• **Your task**
Show every line in the entries below where the word "name" appears.

= = = = =

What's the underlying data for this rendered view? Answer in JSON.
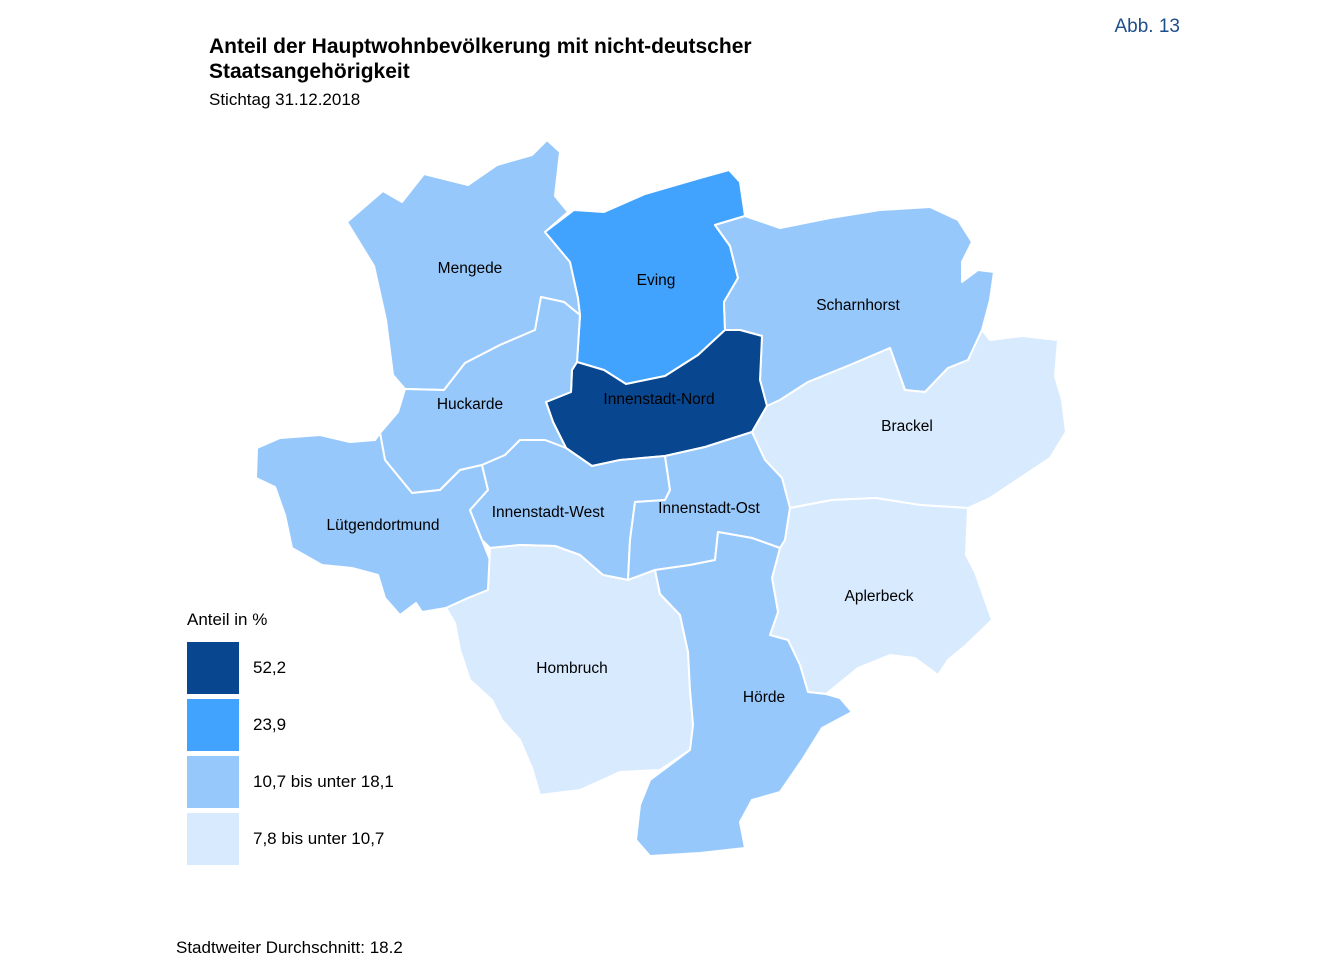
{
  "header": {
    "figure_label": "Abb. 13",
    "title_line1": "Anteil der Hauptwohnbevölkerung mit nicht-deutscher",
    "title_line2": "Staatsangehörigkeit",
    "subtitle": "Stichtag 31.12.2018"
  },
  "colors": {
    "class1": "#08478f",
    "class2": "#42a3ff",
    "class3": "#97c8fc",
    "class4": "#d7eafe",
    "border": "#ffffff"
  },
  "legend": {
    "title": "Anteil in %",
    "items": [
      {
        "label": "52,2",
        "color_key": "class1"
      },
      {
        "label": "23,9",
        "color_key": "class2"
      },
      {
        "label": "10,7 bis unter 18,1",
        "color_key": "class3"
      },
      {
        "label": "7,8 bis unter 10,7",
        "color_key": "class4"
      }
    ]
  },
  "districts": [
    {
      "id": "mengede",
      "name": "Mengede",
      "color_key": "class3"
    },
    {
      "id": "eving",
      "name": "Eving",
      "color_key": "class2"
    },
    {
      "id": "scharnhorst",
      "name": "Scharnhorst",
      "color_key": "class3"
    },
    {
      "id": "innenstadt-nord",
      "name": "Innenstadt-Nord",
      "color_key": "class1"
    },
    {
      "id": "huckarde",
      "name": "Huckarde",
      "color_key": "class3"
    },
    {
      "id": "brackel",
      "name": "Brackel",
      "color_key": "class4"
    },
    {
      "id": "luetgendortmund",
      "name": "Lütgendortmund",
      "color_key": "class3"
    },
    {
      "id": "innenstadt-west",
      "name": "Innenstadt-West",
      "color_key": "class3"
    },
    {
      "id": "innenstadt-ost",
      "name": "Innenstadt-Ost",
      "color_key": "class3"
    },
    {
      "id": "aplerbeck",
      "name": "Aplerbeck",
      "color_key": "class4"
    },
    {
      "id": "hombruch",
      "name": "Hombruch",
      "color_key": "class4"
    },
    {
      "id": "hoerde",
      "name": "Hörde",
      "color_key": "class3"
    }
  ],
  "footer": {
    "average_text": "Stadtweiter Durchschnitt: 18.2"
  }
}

= = = = =

• **Exercise output**
      "name": "Mengede",
      "name": "Eving",
      "name": "Scharnhorst",
      "name": "Innenstadt-Nord",
      "name": "Huckarde",
      "name": "Brackel",
      "name": "Lütgendortmund",
      "name": "Innenstadt-West",
      "name": "Innenstadt-Ost",
      "name": "Aplerbeck",
      "name": "Hombruch",
      "name": "Hörde",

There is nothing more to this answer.